WHAT IS BEING ASKED - Check each line for the string "JSON". Give only the count of lines that have it.

══════════

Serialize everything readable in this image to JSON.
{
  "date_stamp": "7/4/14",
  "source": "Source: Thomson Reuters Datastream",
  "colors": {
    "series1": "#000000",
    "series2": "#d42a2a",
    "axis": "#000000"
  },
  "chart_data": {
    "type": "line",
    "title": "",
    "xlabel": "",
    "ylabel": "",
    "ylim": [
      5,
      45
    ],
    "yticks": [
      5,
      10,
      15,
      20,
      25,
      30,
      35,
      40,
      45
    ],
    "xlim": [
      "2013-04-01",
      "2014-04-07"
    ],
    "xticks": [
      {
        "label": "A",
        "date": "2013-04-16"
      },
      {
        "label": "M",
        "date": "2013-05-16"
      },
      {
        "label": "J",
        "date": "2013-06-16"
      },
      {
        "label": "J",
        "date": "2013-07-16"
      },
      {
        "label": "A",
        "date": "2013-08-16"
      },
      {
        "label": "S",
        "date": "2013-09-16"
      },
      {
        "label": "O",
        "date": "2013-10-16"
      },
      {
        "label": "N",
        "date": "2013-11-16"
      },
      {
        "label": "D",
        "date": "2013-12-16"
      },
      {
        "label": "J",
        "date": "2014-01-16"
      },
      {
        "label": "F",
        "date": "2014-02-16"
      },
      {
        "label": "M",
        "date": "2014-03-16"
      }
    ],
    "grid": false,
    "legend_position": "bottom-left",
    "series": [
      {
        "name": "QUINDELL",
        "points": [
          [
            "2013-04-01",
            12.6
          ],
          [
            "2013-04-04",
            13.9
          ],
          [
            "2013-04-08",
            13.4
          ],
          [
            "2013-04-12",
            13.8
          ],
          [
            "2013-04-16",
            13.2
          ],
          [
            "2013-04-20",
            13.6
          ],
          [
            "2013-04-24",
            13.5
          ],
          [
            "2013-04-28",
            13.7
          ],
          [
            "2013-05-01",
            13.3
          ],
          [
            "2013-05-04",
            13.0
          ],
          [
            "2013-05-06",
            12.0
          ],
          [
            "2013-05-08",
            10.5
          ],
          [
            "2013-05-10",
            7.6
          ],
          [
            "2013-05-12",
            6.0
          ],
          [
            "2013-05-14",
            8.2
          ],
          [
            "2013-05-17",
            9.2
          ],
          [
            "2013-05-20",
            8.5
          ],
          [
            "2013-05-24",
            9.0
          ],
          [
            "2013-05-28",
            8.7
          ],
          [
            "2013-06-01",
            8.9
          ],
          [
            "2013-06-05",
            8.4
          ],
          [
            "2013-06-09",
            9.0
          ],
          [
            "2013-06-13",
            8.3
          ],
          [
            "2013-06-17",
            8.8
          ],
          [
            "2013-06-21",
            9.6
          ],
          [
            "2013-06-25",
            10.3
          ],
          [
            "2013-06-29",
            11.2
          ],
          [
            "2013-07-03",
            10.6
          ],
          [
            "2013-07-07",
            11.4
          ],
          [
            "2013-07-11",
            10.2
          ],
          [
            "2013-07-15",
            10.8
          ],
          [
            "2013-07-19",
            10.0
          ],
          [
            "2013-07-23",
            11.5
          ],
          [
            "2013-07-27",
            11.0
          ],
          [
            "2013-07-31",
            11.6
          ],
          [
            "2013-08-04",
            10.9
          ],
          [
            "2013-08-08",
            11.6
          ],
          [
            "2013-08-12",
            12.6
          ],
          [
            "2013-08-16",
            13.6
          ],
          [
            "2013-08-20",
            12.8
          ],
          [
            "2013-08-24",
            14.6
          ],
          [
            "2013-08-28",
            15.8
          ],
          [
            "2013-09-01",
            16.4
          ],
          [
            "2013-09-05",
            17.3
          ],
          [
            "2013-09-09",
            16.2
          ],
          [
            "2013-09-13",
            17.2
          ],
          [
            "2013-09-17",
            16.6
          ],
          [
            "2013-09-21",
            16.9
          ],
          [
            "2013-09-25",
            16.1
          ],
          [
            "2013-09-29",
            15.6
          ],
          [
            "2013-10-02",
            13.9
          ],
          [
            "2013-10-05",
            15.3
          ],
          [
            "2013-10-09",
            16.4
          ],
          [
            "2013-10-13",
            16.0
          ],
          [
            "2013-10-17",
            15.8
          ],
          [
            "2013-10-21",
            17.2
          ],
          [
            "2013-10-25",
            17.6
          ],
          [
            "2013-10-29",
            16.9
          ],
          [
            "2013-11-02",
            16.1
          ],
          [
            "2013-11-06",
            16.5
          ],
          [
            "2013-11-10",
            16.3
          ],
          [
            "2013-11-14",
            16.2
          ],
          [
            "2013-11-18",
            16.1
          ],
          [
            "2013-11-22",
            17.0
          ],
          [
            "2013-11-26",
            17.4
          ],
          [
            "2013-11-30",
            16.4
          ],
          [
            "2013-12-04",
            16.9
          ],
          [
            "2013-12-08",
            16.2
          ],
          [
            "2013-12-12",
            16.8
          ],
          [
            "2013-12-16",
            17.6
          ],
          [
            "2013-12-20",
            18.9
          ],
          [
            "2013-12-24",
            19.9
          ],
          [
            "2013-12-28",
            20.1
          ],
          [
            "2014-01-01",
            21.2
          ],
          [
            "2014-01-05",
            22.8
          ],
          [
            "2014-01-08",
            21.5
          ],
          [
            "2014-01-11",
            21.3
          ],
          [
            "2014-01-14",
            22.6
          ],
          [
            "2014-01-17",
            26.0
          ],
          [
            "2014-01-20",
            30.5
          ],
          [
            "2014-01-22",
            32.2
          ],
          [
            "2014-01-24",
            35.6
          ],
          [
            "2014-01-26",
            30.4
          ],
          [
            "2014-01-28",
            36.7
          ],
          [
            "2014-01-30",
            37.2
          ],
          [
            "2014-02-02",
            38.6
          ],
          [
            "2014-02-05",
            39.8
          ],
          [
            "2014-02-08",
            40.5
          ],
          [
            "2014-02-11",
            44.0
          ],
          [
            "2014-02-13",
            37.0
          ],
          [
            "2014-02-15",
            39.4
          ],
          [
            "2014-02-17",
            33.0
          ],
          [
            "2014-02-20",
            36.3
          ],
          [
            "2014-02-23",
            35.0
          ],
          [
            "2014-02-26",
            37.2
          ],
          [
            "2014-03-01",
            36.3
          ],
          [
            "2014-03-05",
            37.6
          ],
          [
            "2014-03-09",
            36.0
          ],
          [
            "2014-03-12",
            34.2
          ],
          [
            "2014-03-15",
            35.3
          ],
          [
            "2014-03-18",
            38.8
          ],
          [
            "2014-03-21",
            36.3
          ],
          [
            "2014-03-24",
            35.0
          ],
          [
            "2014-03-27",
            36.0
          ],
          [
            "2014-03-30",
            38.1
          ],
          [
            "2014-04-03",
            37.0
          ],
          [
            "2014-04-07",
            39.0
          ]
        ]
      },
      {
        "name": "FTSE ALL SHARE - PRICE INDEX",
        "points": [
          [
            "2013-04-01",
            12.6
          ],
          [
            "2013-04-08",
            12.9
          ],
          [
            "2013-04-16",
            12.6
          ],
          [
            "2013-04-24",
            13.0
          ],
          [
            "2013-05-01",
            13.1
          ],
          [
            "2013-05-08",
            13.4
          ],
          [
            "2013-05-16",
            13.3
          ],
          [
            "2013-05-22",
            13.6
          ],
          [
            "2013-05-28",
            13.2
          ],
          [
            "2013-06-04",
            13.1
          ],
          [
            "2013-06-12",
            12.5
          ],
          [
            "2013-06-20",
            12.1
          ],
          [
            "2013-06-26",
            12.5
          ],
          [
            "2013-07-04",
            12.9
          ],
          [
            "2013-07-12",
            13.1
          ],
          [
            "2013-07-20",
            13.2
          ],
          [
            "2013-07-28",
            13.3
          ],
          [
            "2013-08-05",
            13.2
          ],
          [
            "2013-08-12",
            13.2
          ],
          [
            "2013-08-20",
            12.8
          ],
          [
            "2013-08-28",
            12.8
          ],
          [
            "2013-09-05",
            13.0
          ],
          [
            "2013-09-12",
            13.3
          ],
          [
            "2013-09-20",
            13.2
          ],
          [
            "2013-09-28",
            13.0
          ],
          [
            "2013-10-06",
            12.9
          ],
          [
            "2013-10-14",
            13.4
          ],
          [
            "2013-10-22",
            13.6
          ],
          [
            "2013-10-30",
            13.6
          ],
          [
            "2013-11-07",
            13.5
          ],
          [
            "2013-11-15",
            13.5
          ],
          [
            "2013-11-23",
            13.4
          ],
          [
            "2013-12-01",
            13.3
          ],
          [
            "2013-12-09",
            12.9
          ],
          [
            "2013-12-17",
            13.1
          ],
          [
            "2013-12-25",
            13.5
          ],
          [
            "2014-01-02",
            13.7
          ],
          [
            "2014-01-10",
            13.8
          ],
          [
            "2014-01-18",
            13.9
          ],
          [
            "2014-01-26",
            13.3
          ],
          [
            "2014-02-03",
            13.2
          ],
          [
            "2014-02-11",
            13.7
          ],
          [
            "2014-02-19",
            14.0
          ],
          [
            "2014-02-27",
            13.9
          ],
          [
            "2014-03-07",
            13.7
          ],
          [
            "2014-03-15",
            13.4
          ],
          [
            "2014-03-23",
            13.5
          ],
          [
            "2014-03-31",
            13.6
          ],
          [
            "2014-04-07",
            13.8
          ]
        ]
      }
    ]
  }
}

══════════

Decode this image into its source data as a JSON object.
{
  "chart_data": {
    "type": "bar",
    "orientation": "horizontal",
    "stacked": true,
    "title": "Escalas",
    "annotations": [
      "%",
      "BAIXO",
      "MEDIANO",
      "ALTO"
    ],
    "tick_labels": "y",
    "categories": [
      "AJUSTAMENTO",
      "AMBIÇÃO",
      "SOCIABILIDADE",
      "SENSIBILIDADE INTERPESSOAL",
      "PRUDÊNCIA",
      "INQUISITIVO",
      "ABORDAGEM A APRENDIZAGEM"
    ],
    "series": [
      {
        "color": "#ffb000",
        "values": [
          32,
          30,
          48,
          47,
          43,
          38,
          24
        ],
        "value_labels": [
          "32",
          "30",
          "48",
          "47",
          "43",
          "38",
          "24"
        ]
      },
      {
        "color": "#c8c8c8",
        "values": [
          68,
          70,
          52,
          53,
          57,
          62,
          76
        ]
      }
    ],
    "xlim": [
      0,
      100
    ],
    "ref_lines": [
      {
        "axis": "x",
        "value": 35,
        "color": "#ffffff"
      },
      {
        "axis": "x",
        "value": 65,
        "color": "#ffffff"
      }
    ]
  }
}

══════════

ANSWER FOR THE TASK - 2